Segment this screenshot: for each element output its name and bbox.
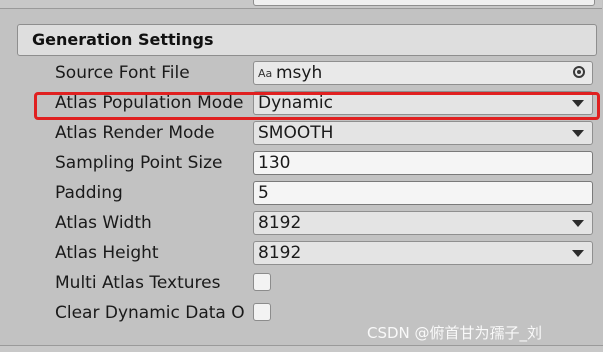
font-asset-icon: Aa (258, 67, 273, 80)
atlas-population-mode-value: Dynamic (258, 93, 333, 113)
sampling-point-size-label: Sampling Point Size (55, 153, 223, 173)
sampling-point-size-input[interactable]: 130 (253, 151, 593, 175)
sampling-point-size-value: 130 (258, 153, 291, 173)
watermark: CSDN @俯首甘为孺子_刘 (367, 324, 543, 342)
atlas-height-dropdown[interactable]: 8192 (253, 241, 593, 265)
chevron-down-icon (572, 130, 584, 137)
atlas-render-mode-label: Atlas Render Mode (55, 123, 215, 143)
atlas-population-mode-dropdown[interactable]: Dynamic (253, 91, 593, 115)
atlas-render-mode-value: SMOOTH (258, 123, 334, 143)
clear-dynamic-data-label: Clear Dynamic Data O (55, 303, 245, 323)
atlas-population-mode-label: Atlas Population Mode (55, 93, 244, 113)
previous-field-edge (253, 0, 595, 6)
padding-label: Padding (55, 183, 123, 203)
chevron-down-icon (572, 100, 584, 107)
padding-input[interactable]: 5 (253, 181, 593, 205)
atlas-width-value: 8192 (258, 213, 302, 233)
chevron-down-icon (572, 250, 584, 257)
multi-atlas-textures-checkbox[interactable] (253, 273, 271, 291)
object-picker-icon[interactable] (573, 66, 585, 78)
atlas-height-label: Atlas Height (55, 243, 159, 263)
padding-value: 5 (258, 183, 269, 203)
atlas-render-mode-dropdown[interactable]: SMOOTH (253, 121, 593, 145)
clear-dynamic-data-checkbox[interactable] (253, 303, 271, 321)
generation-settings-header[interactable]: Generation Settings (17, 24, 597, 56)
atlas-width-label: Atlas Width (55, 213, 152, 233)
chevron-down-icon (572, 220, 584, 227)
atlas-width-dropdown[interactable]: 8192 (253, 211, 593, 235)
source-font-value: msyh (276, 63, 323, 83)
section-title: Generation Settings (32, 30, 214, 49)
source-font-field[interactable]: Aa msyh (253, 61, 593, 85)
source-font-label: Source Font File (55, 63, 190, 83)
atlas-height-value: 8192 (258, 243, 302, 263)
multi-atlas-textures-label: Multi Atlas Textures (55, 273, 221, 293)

--

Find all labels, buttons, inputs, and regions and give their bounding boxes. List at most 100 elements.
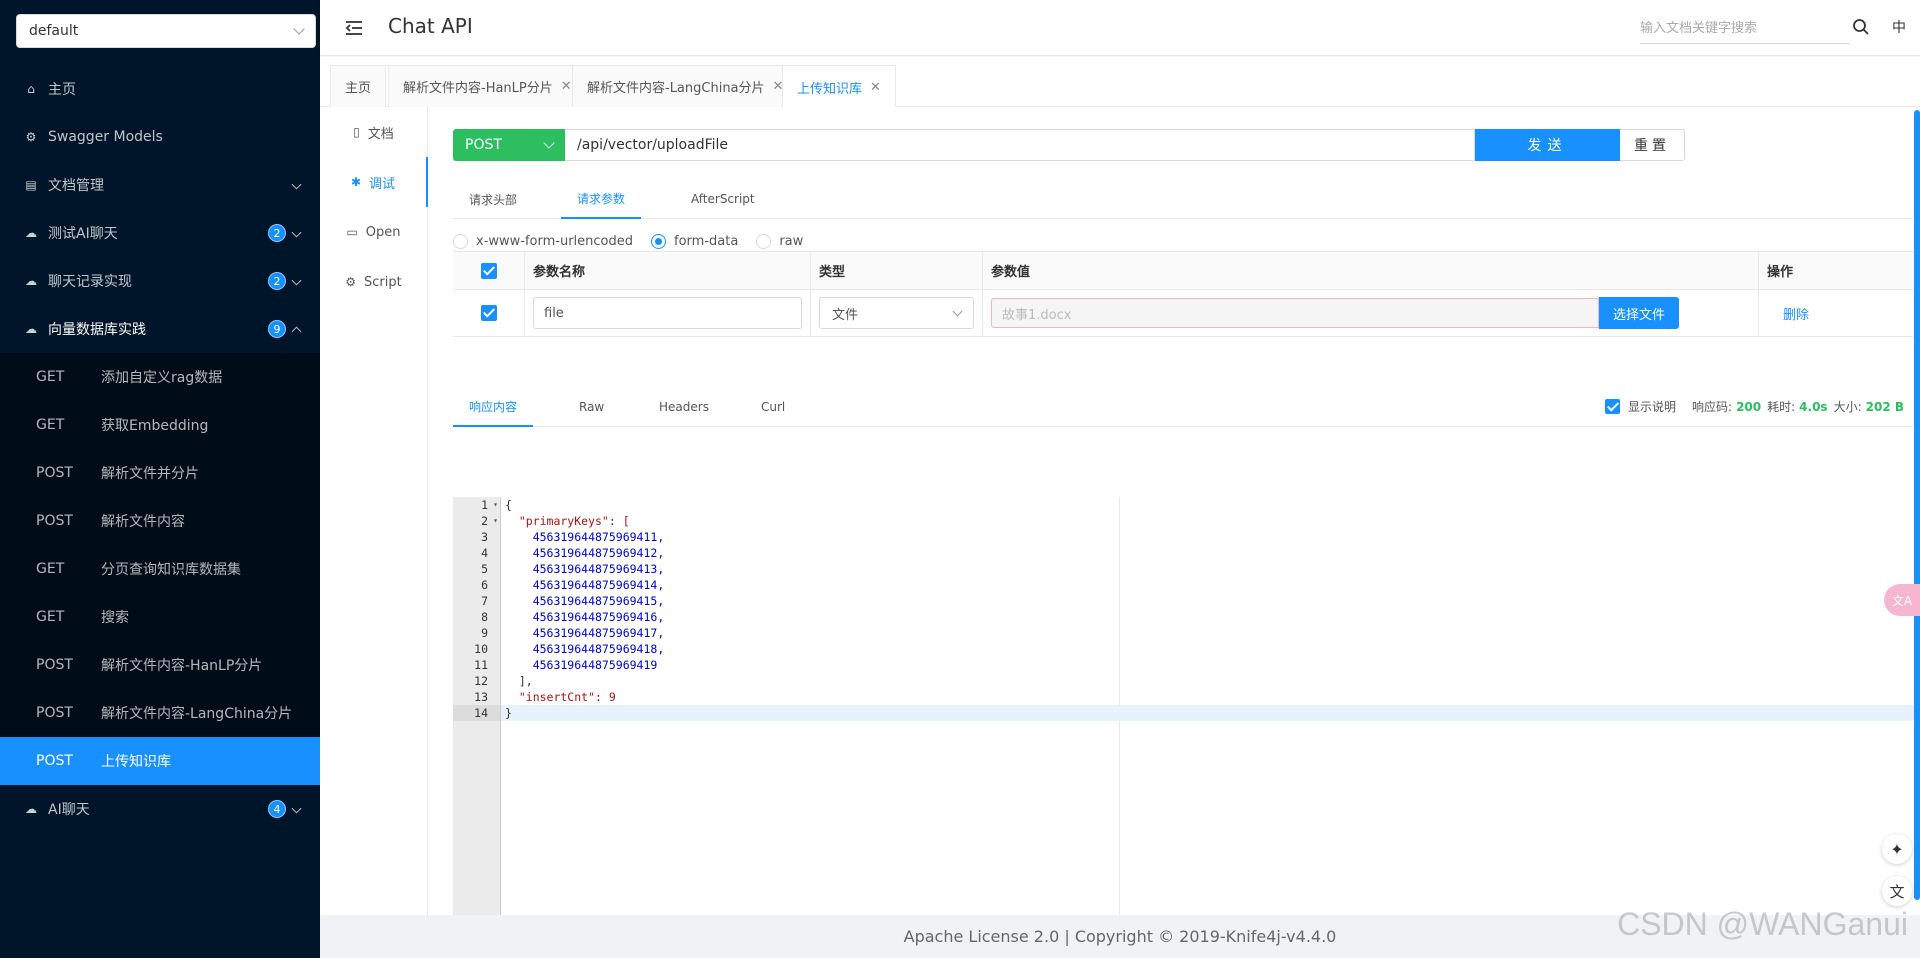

- PROBLEM TO WORK ON: Convert the material from the line containing "Segment this screenshot: for" down to the line containing "padding-value: 5 (258, 183, 269, 203)", both included, into a two-column CSV with the headers request and response. Each row should hold one request and its answer, each in a single quoted field with line breaks replaced by spaces and with the pictures omitted.

- RESPONSE:
request,response
"Segment this screenshot: for each element output its name and bbox.","font-asset-icon: Aa (258, 67, 273, 80) atlas-population-mode-value: Dynamic (258, 93, 333, 113) sampling-point-size-label: Sampling Point Size (55, 153, 223, 173) sampling-point-size-input[interactable]: 130 (253, 151, 593, 175) sampling-point-size-value: 130 (258, 153, 291, 173) watermark: CSDN @俯首甘为孺子_刘 (367, 324, 543, 342) atlas-height-dropdown[interactable]: 8192 (253, 241, 593, 265) chevron-down-icon (572, 130, 584, 137) atlas-render-mode-label: Atlas Render Mode (55, 123, 215, 143) atlas-population-mode-dropdown[interactable]: Dynamic (253, 91, 593, 115) atlas-render-mode-value: SMOOTH (258, 123, 334, 143) clear-dynamic-data-label: Clear Dynamic Data O (55, 303, 245, 323) atlas-population-mode-label: Atlas Population Mode (55, 93, 244, 113) previous-field-edge (253, 0, 595, 6) padding-label: Padding (55, 183, 123, 203) chevron-down-icon (572, 100, 584, 107) padding-input[interactable]: 5 (253, 181, 593, 205) atlas-width-value: 8192 (258, 213, 302, 233) chevron-down-icon (572, 250, 584, 257) multi-atlas-textures-checkbox[interactable] (253, 273, 271, 291) object-picker-icon[interactable] (573, 66, 585, 78) atlas-height-label: Atlas Height (55, 243, 159, 263) padding-value: 5 (258, 183, 269, 203)"